What you should do: Leave out the pictures and repeat everything else in the records exactly.

Data for the task:
____

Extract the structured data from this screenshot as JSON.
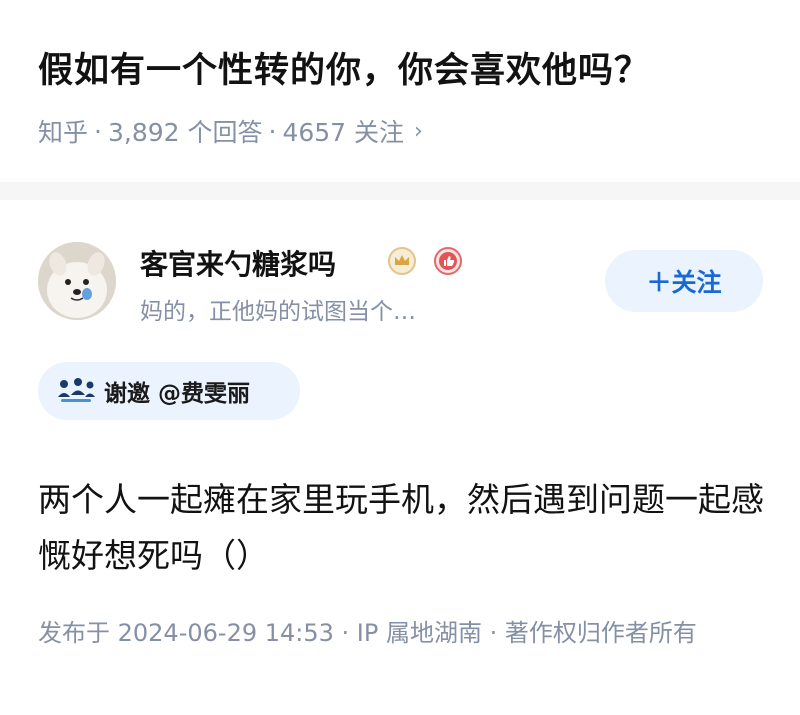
{
  "question": {
    "title": "假如有一个性转的你，你会喜欢他吗？",
    "source": "知乎",
    "answers": "3,892 个回答",
    "followers": "4657 关注",
    "chevron": "›"
  },
  "answer": {
    "author": {
      "name": "客官来勺糖浆吗",
      "headline": "妈的，正他妈的试图当个…",
      "avatar_icon": "samoyed-dog-avatar",
      "badges": [
        "crown-badge-icon",
        "thumbs-up-badge-icon"
      ]
    },
    "follow_button": {
      "label": "＋关注",
      "color": "#1769d6",
      "bg": "#ebf3fe"
    },
    "invite": {
      "icon": "invite-people-icon",
      "label": "谢邀 @费雯丽"
    },
    "content": "两个人一起瘫在家里玩手机，然后遇到问题一起感慨好想死吗（）",
    "footer": "发布于 2024-06-29 14:53 · IP 属地湖南 · 著作权归作者所有"
  },
  "colors": {
    "meta_gray": "#8590a6",
    "title_black": "#121212",
    "divider": "#f6f6f6",
    "accent_blue": "#1769d6"
  }
}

____

Expected answer:
Extract the structured data from this screenshot as JSON.
{
  "question": {
    "title": "假如有一个性转的你，你会喜欢他吗？",
    "source": "知乎",
    "answers": "3,892 个回答",
    "followers": "4657 关注",
    "chevron": "›"
  },
  "answer": {
    "author": {
      "name": "客官来勺糖浆吗",
      "headline": "妈的，正他妈的试图当个…",
      "avatar_icon": "samoyed-dog-avatar",
      "badges": [
        "crown-badge-icon",
        "thumbs-up-badge-icon"
      ]
    },
    "follow_button": {
      "label": "＋关注",
      "color": "#1769d6",
      "bg": "#ebf3fe"
    },
    "invite": {
      "icon": "invite-people-icon",
      "label": "谢邀 @费雯丽"
    },
    "content": "两个人一起瘫在家里玩手机，然后遇到问题一起感慨好想死吗（）",
    "footer": "发布于 2024-06-29 14:53 · IP 属地湖南 · 著作权归作者所有"
  },
  "colors": {
    "meta_gray": "#8590a6",
    "title_black": "#121212",
    "divider": "#f6f6f6",
    "accent_blue": "#1769d6"
  }
}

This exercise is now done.